Corruzione svizzero-africana
Ho visto ieri, all’interno della rassegna sui neo-colonialismi organizzata dal Laboratorio 28, il film senegalese Hyènes di Djibril Diop Mambety (ma la produzione è francese).
Il film è tratto dalla tragedia di Friedrich Dürrenmatt La visita della vecchia signora. Non avendola letta non posso giudicare dell’adattamento, che a occhio mi pare comunque piuttosto fedele. Sebbene lo spazio scenico vari continuamente e l’approccio sia senz’altro realistico (con pennellate surreali qui e là), il film mantiene fra le righe una strana impostazione teatrale che fa sempre pensare allo spettatore di non stare proprio proprio assistendo a una vicenda reale fatta di vere persone umane quanto a una storia popolata, beh, di personaggi, con un incedere dei fatti della vicenda per quadri successivi lievissimamente didascalici. L’effetto, anche per i citati momenti surreali, è lievemente straniante e tende a impedire l’immedesimazione dello spettatore nella vicenda: questa è un’opera che fa riflettere abbondantemente ma che emoziona molto meno.
Il villaggio svizzero dell’originale diventa un villaggio africano (propriamente un sobborgo di Dakar) che è stato prospero ma ora è in miseria. Nel villaggio torna dopo lunga assenza l’anziana Linguère Ramatou, partita dal villaggio giovanissima e in disgrazia ma ora più ricca della Banca Mondiale. Tutto il villaggio organizza grandi festeggiamenti d’accoglienza nella ingenua speranza che l’antica concittadina voglia ora beneficarli con almeno qualche regalia, ma Linguère ha altre idee per la testa: vuole saldare i vecchi conti e pretende che, per avere la somma enorme che è disposta a donare, gli abitanti si macchino di un delitto.

......

Elenco dei compiti:
[1] Puoi trasformare in un elenco puntato il paragrafo della recensione di Hyènes che comincia con «Il villaggio svizzero dell’originale», conservandone i fatti principali?
[2] Rispondi a queste domande sulla recensione di Hyènes, una per riga:
(a) Chi ha organizzato la rassegna sui neo-colonialismi in cui è stato proiettato il film?
(b) Da quale tragedia, e di quale autore, è tratto il film?
(c) Di quale città è sobborgo il villaggio in cui si svolge la vicenda?
[3] Riprendi la recensione di Hyènes a partire dal punto in cui si interrompe.
Le voci riportate di seguito sono materiale a sé, distinto dalla recensione di Hyènes.

Voci fornite:
......

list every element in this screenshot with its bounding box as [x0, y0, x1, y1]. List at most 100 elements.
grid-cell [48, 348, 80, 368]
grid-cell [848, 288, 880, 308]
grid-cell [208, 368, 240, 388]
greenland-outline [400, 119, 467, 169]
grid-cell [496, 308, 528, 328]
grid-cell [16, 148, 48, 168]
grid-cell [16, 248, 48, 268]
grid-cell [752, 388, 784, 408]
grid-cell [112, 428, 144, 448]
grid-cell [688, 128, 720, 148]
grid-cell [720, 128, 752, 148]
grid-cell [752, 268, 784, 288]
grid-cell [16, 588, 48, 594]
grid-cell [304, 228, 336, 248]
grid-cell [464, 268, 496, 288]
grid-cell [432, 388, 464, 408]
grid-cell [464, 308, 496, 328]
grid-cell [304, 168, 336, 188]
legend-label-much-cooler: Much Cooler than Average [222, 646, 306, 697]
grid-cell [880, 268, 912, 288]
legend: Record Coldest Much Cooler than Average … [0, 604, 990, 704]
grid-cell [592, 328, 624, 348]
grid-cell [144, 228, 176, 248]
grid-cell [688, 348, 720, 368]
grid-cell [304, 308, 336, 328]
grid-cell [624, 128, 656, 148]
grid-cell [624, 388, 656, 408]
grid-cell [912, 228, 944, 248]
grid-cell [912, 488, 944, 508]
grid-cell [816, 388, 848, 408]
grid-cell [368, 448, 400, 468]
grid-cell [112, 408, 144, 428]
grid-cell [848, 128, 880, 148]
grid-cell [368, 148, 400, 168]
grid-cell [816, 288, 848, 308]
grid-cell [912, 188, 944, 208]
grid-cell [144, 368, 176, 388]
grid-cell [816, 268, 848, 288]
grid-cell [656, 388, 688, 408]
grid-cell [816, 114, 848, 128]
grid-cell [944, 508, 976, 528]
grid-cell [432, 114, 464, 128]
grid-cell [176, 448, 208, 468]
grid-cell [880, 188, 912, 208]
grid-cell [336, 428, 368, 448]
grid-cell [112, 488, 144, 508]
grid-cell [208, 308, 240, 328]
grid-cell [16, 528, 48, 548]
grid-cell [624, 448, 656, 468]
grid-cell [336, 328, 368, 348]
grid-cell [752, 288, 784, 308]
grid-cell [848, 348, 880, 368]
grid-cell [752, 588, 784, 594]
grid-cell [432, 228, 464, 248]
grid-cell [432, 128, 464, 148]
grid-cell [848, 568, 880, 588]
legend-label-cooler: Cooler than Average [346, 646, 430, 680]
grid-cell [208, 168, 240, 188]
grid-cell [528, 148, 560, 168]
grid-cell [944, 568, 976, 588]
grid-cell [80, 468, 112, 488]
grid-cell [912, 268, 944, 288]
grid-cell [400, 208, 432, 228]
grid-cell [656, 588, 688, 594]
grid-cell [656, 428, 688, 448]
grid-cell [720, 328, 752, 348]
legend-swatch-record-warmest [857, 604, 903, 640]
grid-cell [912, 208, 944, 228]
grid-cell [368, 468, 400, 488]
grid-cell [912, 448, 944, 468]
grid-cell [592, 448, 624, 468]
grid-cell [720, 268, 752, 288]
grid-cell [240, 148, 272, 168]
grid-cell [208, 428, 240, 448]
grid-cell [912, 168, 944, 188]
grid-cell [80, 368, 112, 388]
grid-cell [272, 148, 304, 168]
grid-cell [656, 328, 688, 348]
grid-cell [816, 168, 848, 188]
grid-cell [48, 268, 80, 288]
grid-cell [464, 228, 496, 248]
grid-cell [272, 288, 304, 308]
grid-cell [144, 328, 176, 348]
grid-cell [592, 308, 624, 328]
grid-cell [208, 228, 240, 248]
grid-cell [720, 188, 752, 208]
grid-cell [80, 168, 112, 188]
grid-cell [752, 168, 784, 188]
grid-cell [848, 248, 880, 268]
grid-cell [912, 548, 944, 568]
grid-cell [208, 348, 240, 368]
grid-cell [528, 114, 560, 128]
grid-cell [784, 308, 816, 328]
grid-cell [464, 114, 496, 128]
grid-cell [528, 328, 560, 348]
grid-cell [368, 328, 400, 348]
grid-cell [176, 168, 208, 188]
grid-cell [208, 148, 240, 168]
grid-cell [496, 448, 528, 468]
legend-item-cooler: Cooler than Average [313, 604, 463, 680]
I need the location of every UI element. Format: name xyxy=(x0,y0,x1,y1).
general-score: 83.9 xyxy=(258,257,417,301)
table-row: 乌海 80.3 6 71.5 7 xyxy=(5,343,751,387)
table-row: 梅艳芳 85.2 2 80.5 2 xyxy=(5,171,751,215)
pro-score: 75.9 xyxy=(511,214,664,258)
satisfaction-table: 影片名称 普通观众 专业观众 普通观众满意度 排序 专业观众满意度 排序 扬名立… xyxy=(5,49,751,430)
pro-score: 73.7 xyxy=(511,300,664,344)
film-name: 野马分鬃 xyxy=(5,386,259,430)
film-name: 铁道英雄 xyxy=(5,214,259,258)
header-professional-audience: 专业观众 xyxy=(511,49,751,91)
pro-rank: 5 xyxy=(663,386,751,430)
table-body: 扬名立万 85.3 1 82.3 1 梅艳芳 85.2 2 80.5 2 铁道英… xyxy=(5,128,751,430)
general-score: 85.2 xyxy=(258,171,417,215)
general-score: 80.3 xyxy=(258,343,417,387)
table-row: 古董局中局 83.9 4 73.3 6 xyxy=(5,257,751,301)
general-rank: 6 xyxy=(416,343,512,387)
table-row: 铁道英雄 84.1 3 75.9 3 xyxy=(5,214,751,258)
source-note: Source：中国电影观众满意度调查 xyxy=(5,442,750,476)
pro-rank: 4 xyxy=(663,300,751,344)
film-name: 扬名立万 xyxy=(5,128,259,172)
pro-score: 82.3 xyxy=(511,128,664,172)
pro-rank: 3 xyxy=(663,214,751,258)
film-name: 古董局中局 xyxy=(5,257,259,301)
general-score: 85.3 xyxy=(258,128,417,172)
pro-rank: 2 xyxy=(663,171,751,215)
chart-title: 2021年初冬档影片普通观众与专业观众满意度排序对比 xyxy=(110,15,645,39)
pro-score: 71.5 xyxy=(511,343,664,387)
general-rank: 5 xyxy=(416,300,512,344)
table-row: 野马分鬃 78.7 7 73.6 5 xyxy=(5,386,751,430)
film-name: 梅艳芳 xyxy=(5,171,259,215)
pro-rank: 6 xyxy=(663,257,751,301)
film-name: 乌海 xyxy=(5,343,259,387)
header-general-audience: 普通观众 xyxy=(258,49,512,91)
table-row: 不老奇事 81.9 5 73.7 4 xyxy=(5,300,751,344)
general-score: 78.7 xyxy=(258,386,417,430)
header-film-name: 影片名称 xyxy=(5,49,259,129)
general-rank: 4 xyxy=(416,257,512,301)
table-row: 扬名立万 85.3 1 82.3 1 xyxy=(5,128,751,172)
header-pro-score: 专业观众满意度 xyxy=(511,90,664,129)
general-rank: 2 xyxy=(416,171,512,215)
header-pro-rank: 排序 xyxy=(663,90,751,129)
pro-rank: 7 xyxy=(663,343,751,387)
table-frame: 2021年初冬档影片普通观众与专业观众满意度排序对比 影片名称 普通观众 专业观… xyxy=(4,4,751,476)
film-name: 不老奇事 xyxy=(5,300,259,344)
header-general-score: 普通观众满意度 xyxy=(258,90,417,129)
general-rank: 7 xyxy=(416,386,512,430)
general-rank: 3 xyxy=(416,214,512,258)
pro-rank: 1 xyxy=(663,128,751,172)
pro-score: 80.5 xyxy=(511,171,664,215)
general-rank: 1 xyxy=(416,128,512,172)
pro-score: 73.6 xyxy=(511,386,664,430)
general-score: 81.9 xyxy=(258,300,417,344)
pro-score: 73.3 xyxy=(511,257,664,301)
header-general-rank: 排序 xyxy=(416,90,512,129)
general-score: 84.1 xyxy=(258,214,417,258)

......

Risposte:
[1]
- Il villaggio svizzero dell’opera originale diventa un villaggio africano, un sobborgo di Dakar, un tempo prospero e ora in miseria.
- Dopo una lunga assenza vi torna l’anziana Linguère Ramatou. Era partita giovanissima e in disgrazia, e ora è più ricca della Banca Mondiale.
- Il villaggio prepara grandi festeggiamenti d’accoglienza, sperando ingenuamente di ricevere da lei almeno qualche regalia.
- Linguère vuole invece saldare i vecchi conti. In cambio della somma enorme che è disposta a donare, pretende che gli abitanti si macchino di un delitto.

[2]
(a) Il Laboratorio 28.
(b) Da «La visita della vecchia signora» di Friedrich Dürrenmatt.
(c) Di Dakar.

[3]
Il degradare del senso morale, della capacità di resistenza e della struttura stessa del tessuto sociale costituisce l’intero sviluppo della vicenda, man mano che anche i più indignati cedono alla seduzione della ricchezza o si piegano alla volontà collettiva. Simmetricamente procede il progressivo arricchimento di tutti gli abitanti del villaggio (a credito, poiché tutti scommettono sulla probabilità del delitto e si danno a una febbre consumistica sfrenata con l’idea di pagare solo dopo, quando Linguère avrà ottenuto ciò che vuole e verserà la somma promessa).
È un racconto che ha pietà solo per le due vittime-carnefici, Linguère e il suo antico seduttore-traditore. Tutti gli altri sono descritti con freddezza se non con aperto disprezzo: erano individualmente opportunisti miserabili quando erano poveri, lo sono ugualmente ora che hanno l’abbondanza. Ciò che cambia, ovviamente, è il delitto: avere scacciato Linguère è, formalmente, solo responsabilità di un amante fedifrago e di due falsi testimoni (e, magari, dell’ignavia dell’intero paese); nell’uccidere tutti sono attivamente responsabili.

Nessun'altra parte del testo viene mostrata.